*What to do*: Below are some entries. Copy each line that holds the string "zweiten".

*Recorded information*:
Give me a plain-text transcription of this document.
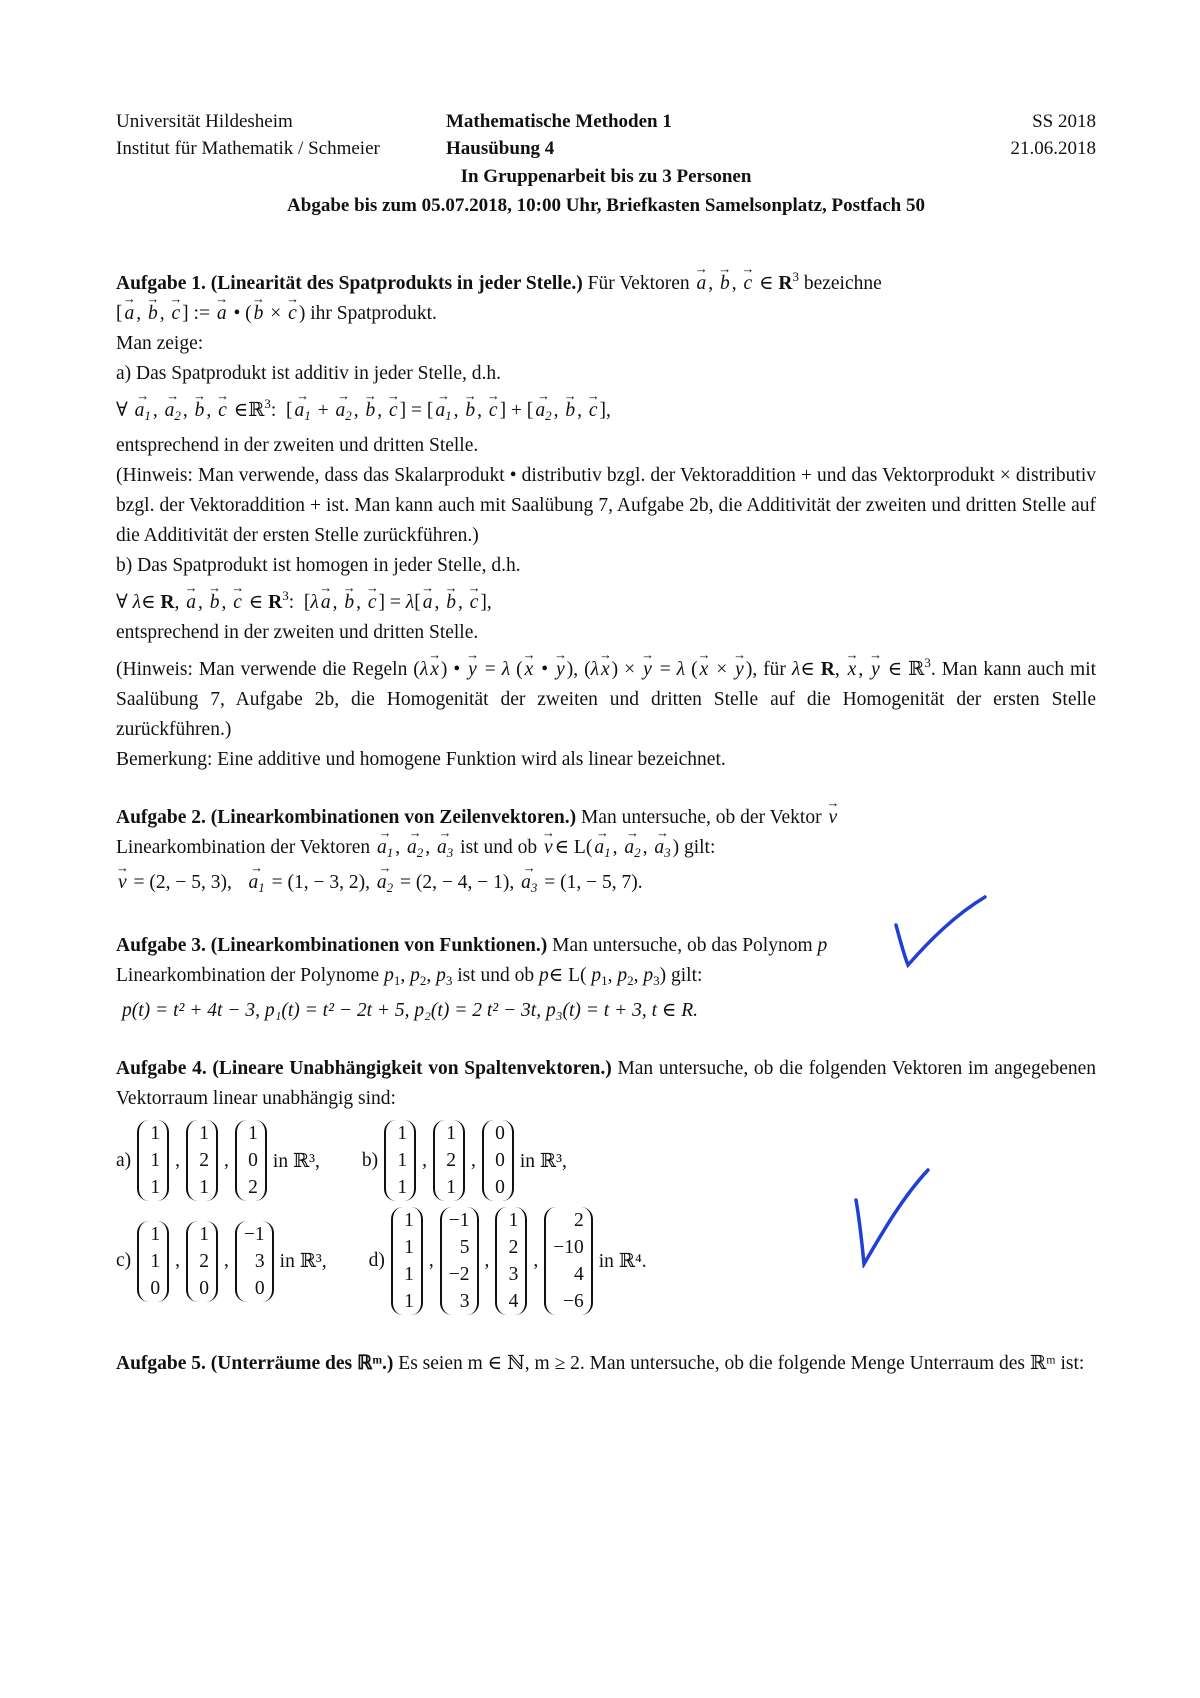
Universität Hildesheim	Mathematische Methoden 1	SS 2018
Institut für Mathematik / Schmeier	Hausübung 4	21.06.2018
In Gruppenarbeit bis zu 3 Personen
Abgabe bis zum 05.07.2018, 10:00 Uhr, Briefkasten Samelsonplatz, Postfach 50

Aufgabe 1. (Linearität des Spatprodukts in jeder Stelle.) Für Vektoren → a , → b , → c ∈ $R^3$ bezeichne

[ → a , → b , → c ] := → a • ( → b × → c ) ihr Spatprodukt.

Man zeige:

a) Das Spatprodukt ist additiv in jeder Stelle, d.h.

∀ → $a_1$ , → $a_2$ , → b , → c ∈ℝ$^3$:  [ → $a_1$ + → $a_2$ , → b , → c ] = [ → $a_1$ , → b , → c ] + [ → $a_2$ , → b , → c ],

entsprechend in der zweiten und dritten Stelle.

(Hinweis: Man verwende, dass das Skalarprodukt • distributiv bzgl. der Vektoraddition + und das Vektorprodukt × distributiv bzgl. der Vektoraddition + ist. Man kann auch mit Saalübung 7, Aufgabe 2b, die Additivität der zweiten und dritten Stelle auf die Additivität der ersten Stelle zurückführen.)

b) Das Spatprodukt ist homogen in jeder Stelle, d.h.

∀ λ∈ R, → a , → b , → c ∈ $R^3$:  [λ → a , → b , → c ] = λ[ → a , → b , → c ],

entsprechend in der zweiten und dritten Stelle.

(Hinweis: Man verwende die Regeln (λ → x ) • → y = λ ( → x • → y ), (λ → x ) × → y = λ ( → x × → y ), für λ∈ R, → x , → y ∈ ℝ$^3$. Man kann auch mit Saalübung 7, Aufgabe 2b, die Homogenität der zweiten und dritten Stelle auf die Homogenität der ersten Stelle zurückführen.)

Bemerkung: Eine additive und homogene Funktion wird als linear bezeichnet.

Aufgabe 2. (Linearkombinationen von Zeilenvektoren.) Man untersuche, ob der Vektor → v

Linearkombination der Vektoren → $a_1$ , → $a_2$ , → $a_3$ ist und ob → v ∈ $L( \to a_1$ , → $a_2$ , → $a_3$ ) gilt:

→ v = (2, − 5, 3), → $a_1 = (1$, − 3, 2), → $a_2 = (2$, − 4, − 1), → $a_3 = (1$, − 5, 7).

Aufgabe 3. (Linearkombinationen von Funktionen.) Man untersuche, ob das Polynom p

Linearkombination der Polynome $p_1$, $p_2$, $p_3$ ist und ob p∈ L( $p_1$, $p_2$, $p_3$) gilt:

p(t) = t² + 4t − 3, p₁(t) = t² − 2t + 5, p₂(t) = 2 t² − 3t, p₃(t) = t + 3, t ∈ R.

Aufgabe 4. (Lineare Unabhängigkeit von Spaltenvektoren.) Man untersuche, ob die folgenden Vektoren im angegebenen Vektorraum linear unabhängig sind:

a)
1
1
1
,
1
2
1
,
1
0
2
in ℝ³, b)
1
1
1
,
1
2
1
,
0
0
0
in ℝ³,
c)
1
1
0
,
1
2
0
,
−1
3
0
in ℝ³, d)
1
1
1
1
,
−1
5
−2
3
,
1
2
3
4
,
2
−10
4
−6
in ℝ⁴.

Aufgabe 5. (Unterräume des ℝᵐ.) Es seien m ∈ ℕ, m ≥ 2. Man untersuche, ob die folgende Menge Unterraum des ℝᵐ ist:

*Answer to this problem*:
entsprechend in der zweiten und dritten Stelle.
(Hinweis: Man verwende, dass das Skalarprodukt • distributiv bzgl. der Vektoraddition + und das Vektorprodukt × distributiv bzgl. der Vektoraddition + ist. Man kann auch mit Saalübung 7, Aufgabe 2b, die Additivität der zweiten und dritten Stelle auf die Additivität der ersten Stelle zurückführen.)
entsprechend in der zweiten und dritten Stelle.
(Hinweis: Man verwende die Regeln (λ → x ) • → y = λ ( → x • → y ), (λ → x ) × → y = λ ( → x × → y ), für λ∈ R, → x , → y ∈ ℝ$^3$. Man kann auch mit Saalübung 7, Aufgabe 2b, die Homogenität der zweiten und dritten Stelle auf die Homogenität der ersten Stelle zurückführen.)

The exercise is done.